What you should do:
Restate the material word for word and leave out anything that is a picture.

Provided material:
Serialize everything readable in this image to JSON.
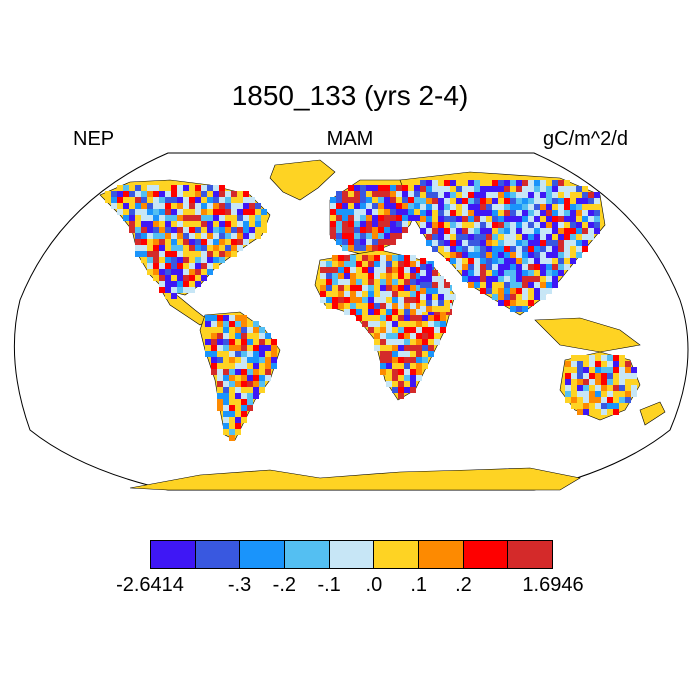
{
  "title": "1850_133 (yrs 2-4)",
  "variable": "NEP",
  "season": "MAM",
  "units": "gC/m^2/d",
  "colorbar": {
    "colors": [
      "#3f17f5",
      "#3958e0",
      "#1a94fb",
      "#54bff2",
      "#c7e6f6",
      "#fed323",
      "#fd8a01",
      "#fe0000",
      "#d42a2a"
    ],
    "labels": [
      "-2.6414",
      "-.3",
      "-.2",
      "-.1",
      ".0",
      ".1",
      ".2",
      "1.6946"
    ],
    "label_boundaries": [
      0,
      2,
      3,
      4,
      5,
      6,
      7,
      9
    ]
  },
  "map": {
    "projection": "Robinson",
    "land_color": "#fed323",
    "ocean_color": "#ffffff"
  }
}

Output below:
Serialize everything readable in this image to JSON.
{
  "title": "1850_133 (yrs 2-4)",
  "variable": "NEP",
  "season": "MAM",
  "units": "gC/m^2/d",
  "colorbar": {
    "colors": [
      "#3f17f5",
      "#3958e0",
      "#1a94fb",
      "#54bff2",
      "#c7e6f6",
      "#fed323",
      "#fd8a01",
      "#fe0000",
      "#d42a2a"
    ],
    "labels": [
      "-2.6414",
      "-.3",
      "-.2",
      "-.1",
      ".0",
      ".1",
      ".2",
      "1.6946"
    ],
    "label_boundaries": [
      0,
      2,
      3,
      4,
      5,
      6,
      7,
      9
    ]
  },
  "map": {
    "projection": "Robinson",
    "land_color": "#fed323",
    "ocean_color": "#ffffff"
  }
}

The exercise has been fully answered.